** Begin **
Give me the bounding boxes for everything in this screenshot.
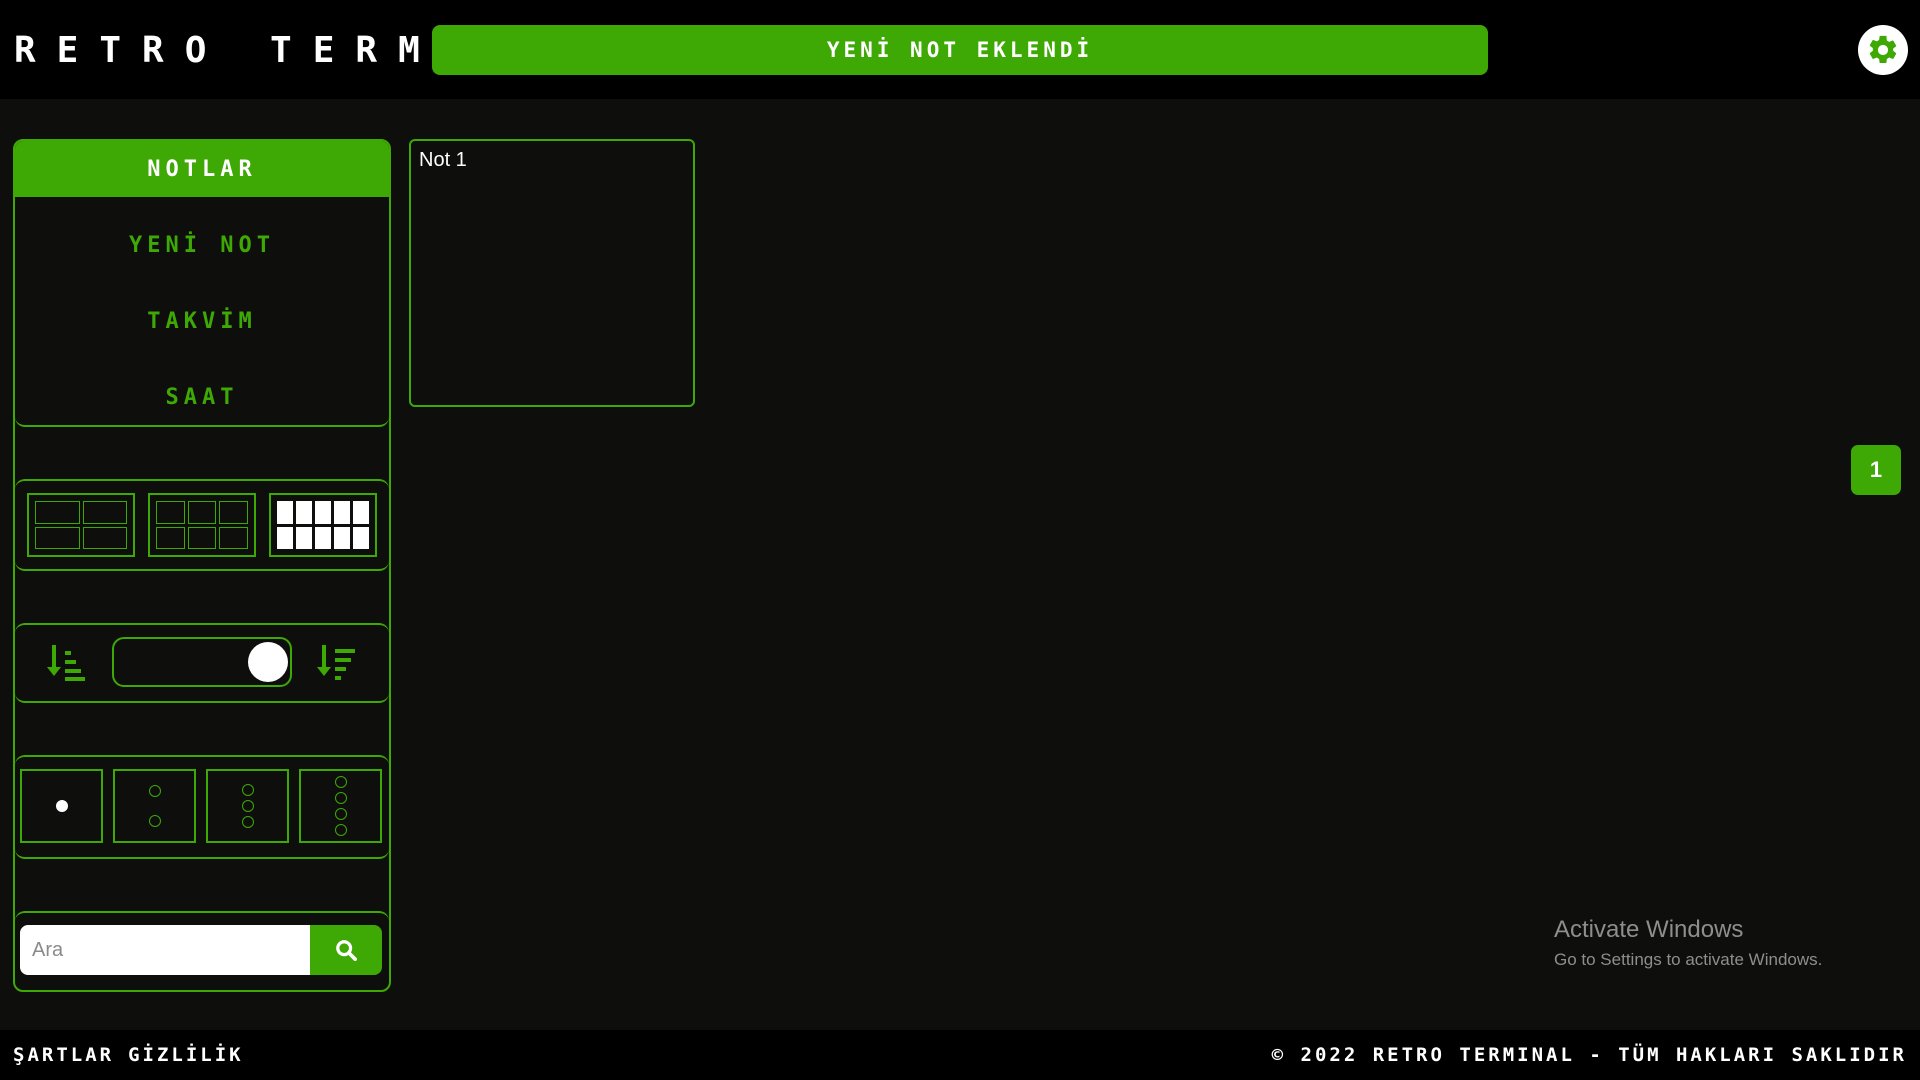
- search-input[interactable]: [20, 925, 310, 975]
- settings-button[interactable]: [1858, 25, 1908, 75]
- windows-activation-watermark: Activate Windows Go to Settings to activ…: [1554, 916, 1822, 970]
- grid-size-selector: [15, 479, 389, 571]
- nav-item-takvim[interactable]: TAKVİM: [15, 293, 389, 349]
- footer-links: ŞARTLAR GİZLİLİK: [13, 1044, 244, 1066]
- notification-toast: YENİ NOT EKLENDİ: [432, 25, 1488, 75]
- app-header: RETRO TERMINAL YENİ NOT EKLENDİ: [0, 0, 1920, 99]
- sort-controls: [15, 623, 389, 703]
- app-footer: ŞARTLAR GİZLİLİK © 2022 RETRO TERMINAL -…: [0, 1030, 1920, 1080]
- watermark-title: Activate Windows: [1554, 916, 1744, 943]
- footer-link-terms[interactable]: ŞARTLAR: [13, 1044, 114, 1066]
- columns-4-button[interactable]: [299, 769, 382, 843]
- sort-order-toggle[interactable]: [112, 637, 292, 687]
- footer-link-privacy[interactable]: GİZLİLİK: [128, 1044, 244, 1066]
- grid-5x2-button[interactable]: [269, 493, 377, 557]
- search-button[interactable]: [310, 925, 382, 975]
- sidebar-nav: NOTLAR YENİ NOT TAKVİM SAAT: [15, 141, 389, 427]
- note-title: Not 1: [419, 149, 467, 171]
- sort-ascending-icon[interactable]: [45, 643, 87, 683]
- columns-1-button[interactable]: [20, 769, 103, 843]
- columns-3-button[interactable]: [206, 769, 289, 843]
- search-icon: [336, 940, 357, 961]
- watermark-subtitle: Go to Settings to activate Windows.: [1554, 950, 1823, 969]
- grid-3x2-button[interactable]: [148, 493, 256, 557]
- brand-logo[interactable]: RETRO TERMINAL: [14, 30, 434, 74]
- toggle-knob: [248, 642, 288, 682]
- nav-item-saat[interactable]: SAAT: [15, 369, 389, 425]
- search-section: [15, 911, 389, 992]
- grid-2x2-button[interactable]: [27, 493, 135, 557]
- footer-copyright: © 2022 RETRO TERMINAL - TÜM HAKLARI SAKL…: [1271, 1044, 1907, 1066]
- sidebar: NOTLAR YENİ NOT TAKVİM SAAT: [13, 139, 391, 992]
- columns-2-button[interactable]: [113, 769, 196, 843]
- note-card[interactable]: Not 1: [409, 139, 695, 407]
- search-bar: [20, 925, 382, 975]
- sort-descending-icon[interactable]: [315, 643, 357, 683]
- nav-item-notlar[interactable]: NOTLAR: [15, 141, 389, 197]
- column-count-selector: [15, 755, 389, 859]
- gear-icon: [1869, 35, 1897, 64]
- nav-item-yeni-not[interactable]: YENİ NOT: [15, 217, 389, 273]
- page-button[interactable]: 1: [1851, 445, 1901, 495]
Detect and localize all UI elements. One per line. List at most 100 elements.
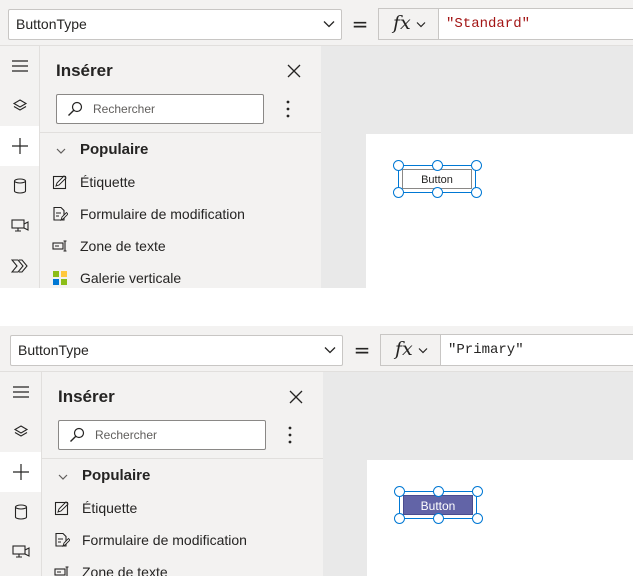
- insert-pane: Insérer Populaire Étiquette Formulaire d…: [40, 46, 321, 288]
- chevron-down-icon: [324, 347, 336, 354]
- fx-button[interactable]: fx: [378, 8, 438, 40]
- resize-handle[interactable]: [393, 160, 404, 171]
- selected-button[interactable]: Button: [393, 160, 482, 198]
- vertical-gallery-icon: [53, 271, 67, 285]
- resize-handle[interactable]: [472, 513, 483, 524]
- resize-handle[interactable]: [471, 187, 482, 198]
- rail-insert[interactable]: [0, 452, 41, 492]
- selected-button[interactable]: Button: [394, 486, 483, 524]
- close-icon[interactable]: [287, 388, 305, 406]
- insert-item-text-input[interactable]: Zone de texte: [54, 560, 314, 576]
- insert-item-vertical-gallery-text: Galerie verticale: [80, 270, 182, 286]
- insert-item-text-input[interactable]: Zone de texte: [52, 234, 312, 260]
- insert-item-edit-form-text: Formulaire de modification: [82, 532, 247, 548]
- formula-bar: ButtonType = fx "Standard": [0, 0, 633, 46]
- edit-form-icon: [53, 206, 68, 222]
- app-screen[interactable]: Button: [366, 134, 633, 288]
- chevron-down-icon: [416, 22, 426, 28]
- label-icon: [52, 175, 67, 190]
- formula-input[interactable]: "Standard": [438, 8, 633, 40]
- rail-media[interactable]: [0, 532, 41, 572]
- resize-handle[interactable]: [471, 160, 482, 171]
- media-icon: [10, 219, 29, 232]
- rail-data[interactable]: [0, 166, 39, 206]
- app-screen[interactable]: Button: [367, 460, 633, 576]
- formula-bar: ButtonType = fx "Primary": [0, 326, 633, 372]
- property-selector-value: ButtonType: [18, 342, 89, 358]
- fx-label: fx: [395, 338, 413, 360]
- text-input-icon: [52, 240, 67, 252]
- rail-power-automate[interactable]: [0, 246, 39, 286]
- search-input[interactable]: [95, 425, 260, 445]
- rail-tree-view[interactable]: [0, 86, 39, 126]
- data-cylinder-icon: [13, 178, 26, 194]
- resize-handle[interactable]: [472, 486, 483, 497]
- resize-handle[interactable]: [432, 160, 443, 171]
- more-options-icon[interactable]: [280, 98, 296, 120]
- button-primary[interactable]: Button: [403, 495, 473, 515]
- studio-panel-standard: ButtonType = fx "Standard" Insérer Reche…: [0, 0, 633, 288]
- insert-item-edit-form-text: Formulaire de modification: [80, 206, 245, 222]
- insert-item-edit-form[interactable]: Formulaire de modification: [52, 202, 312, 228]
- canvas-area: Button: [321, 46, 633, 288]
- canvas-area: Button: [323, 372, 633, 576]
- search-icon: [68, 101, 83, 116]
- insert-item-text-input-text: Zone de texte: [80, 238, 166, 254]
- fx-button[interactable]: fx: [380, 334, 440, 366]
- search-input[interactable]: [93, 99, 258, 119]
- insert-item-label[interactable]: Étiquette: [54, 496, 314, 522]
- insert-item-text-input-text: Zone de texte: [82, 564, 168, 576]
- rail-insert[interactable]: [0, 126, 39, 166]
- property-selector[interactable]: ButtonType: [8, 9, 342, 40]
- pane-divider: [40, 132, 321, 133]
- left-rail: [0, 46, 40, 288]
- insert-pane: Insérer Populaire Étiquette Formulaire d…: [42, 372, 323, 576]
- resize-handle[interactable]: [432, 187, 443, 198]
- media-icon: [11, 545, 30, 558]
- insert-pane-title: Insérer: [58, 387, 115, 406]
- chevron-down-icon: [58, 474, 68, 480]
- data-cylinder-icon: [14, 504, 27, 520]
- resize-handle[interactable]: [433, 486, 444, 497]
- rail-media[interactable]: [0, 206, 39, 246]
- insert-plus-icon: [11, 138, 28, 154]
- insert-item-edit-form[interactable]: Formulaire de modification: [54, 528, 314, 554]
- rail-data[interactable]: [0, 492, 41, 532]
- rail-tree-view[interactable]: [0, 412, 41, 452]
- layers-icon: [12, 99, 27, 111]
- text-input-icon: [54, 566, 69, 576]
- resize-handle[interactable]: [394, 486, 405, 497]
- resize-handle[interactable]: [394, 513, 405, 524]
- power-automate-icon: [10, 259, 28, 273]
- search-icon: [70, 427, 85, 442]
- rail-menu[interactable]: [0, 46, 39, 86]
- insert-plus-icon: [12, 464, 29, 480]
- hamburger-icon: [11, 60, 28, 72]
- fx-label: fx: [393, 12, 411, 34]
- pane-divider: [42, 458, 323, 459]
- left-rail: [0, 372, 42, 576]
- rail-menu[interactable]: [0, 372, 41, 412]
- resize-handle[interactable]: [393, 187, 404, 198]
- resize-handle[interactable]: [433, 513, 444, 524]
- property-selector[interactable]: ButtonType: [10, 335, 343, 366]
- equals-sign: =: [353, 338, 371, 362]
- chevron-down-icon: [56, 148, 66, 154]
- layers-icon: [13, 425, 28, 437]
- chevron-down-icon: [323, 21, 335, 28]
- formula-input[interactable]: "Primary": [440, 334, 633, 366]
- section-popular-label: Populaire: [82, 467, 151, 484]
- equals-sign: =: [351, 12, 369, 36]
- more-options-icon[interactable]: [282, 424, 298, 446]
- close-icon[interactable]: [285, 62, 303, 80]
- search-field[interactable]: [56, 94, 264, 124]
- chevron-down-icon: [418, 348, 428, 354]
- insert-item-vertical-gallery[interactable]: Galerie verticale: [52, 266, 312, 288]
- edit-form-icon: [55, 532, 70, 548]
- insert-item-label[interactable]: Étiquette: [52, 170, 312, 196]
- search-field[interactable]: [58, 420, 266, 450]
- property-selector-value: ButtonType: [16, 16, 87, 32]
- hamburger-icon: [12, 386, 29, 398]
- insert-pane-title: Insérer: [56, 61, 113, 80]
- button-standard[interactable]: Button: [402, 169, 472, 189]
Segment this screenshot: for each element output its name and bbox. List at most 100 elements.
** End **
Please write out the rows from the line containing "46, 321, 288]" up to and including the line containing "532, 247, 548]" as a numbered list, leaving out any blank lines.

### Task response
1. - insert-pane: Insérer Populaire Étiquette Formulaire d…: [40, 46, 321, 288]
2. - chevron-down-icon: [324, 347, 336, 354]
3. - fx-button[interactable]: fx: [378, 8, 438, 40]
4. - resize-handle[interactable]: [393, 160, 404, 171]
5. - selected-button[interactable]: Button: [393, 160, 482, 198]
6. - vertical-gallery-icon: [53, 271, 67, 285]
7. - resize-handle[interactable]: [472, 513, 483, 524]
8. - resize-handle[interactable]: [471, 187, 482, 198]
9. - rail-insert[interactable]: [0, 452, 41, 492]
10. - selected-button[interactable]: Button: [394, 486, 483, 524]
11. - close-icon[interactable]: [287, 388, 305, 406]
12. - insert-item-text-input[interactable]: Zone de texte: [54, 560, 314, 576]
13. - insert-item-vertical-gallery-text: Galerie verticale: [80, 270, 182, 286]
14. - insert-item-text-input[interactable]: Zone de texte: [52, 234, 312, 260]
15. - insert-item-edit-form-text: Formulaire de modification: [82, 532, 247, 548]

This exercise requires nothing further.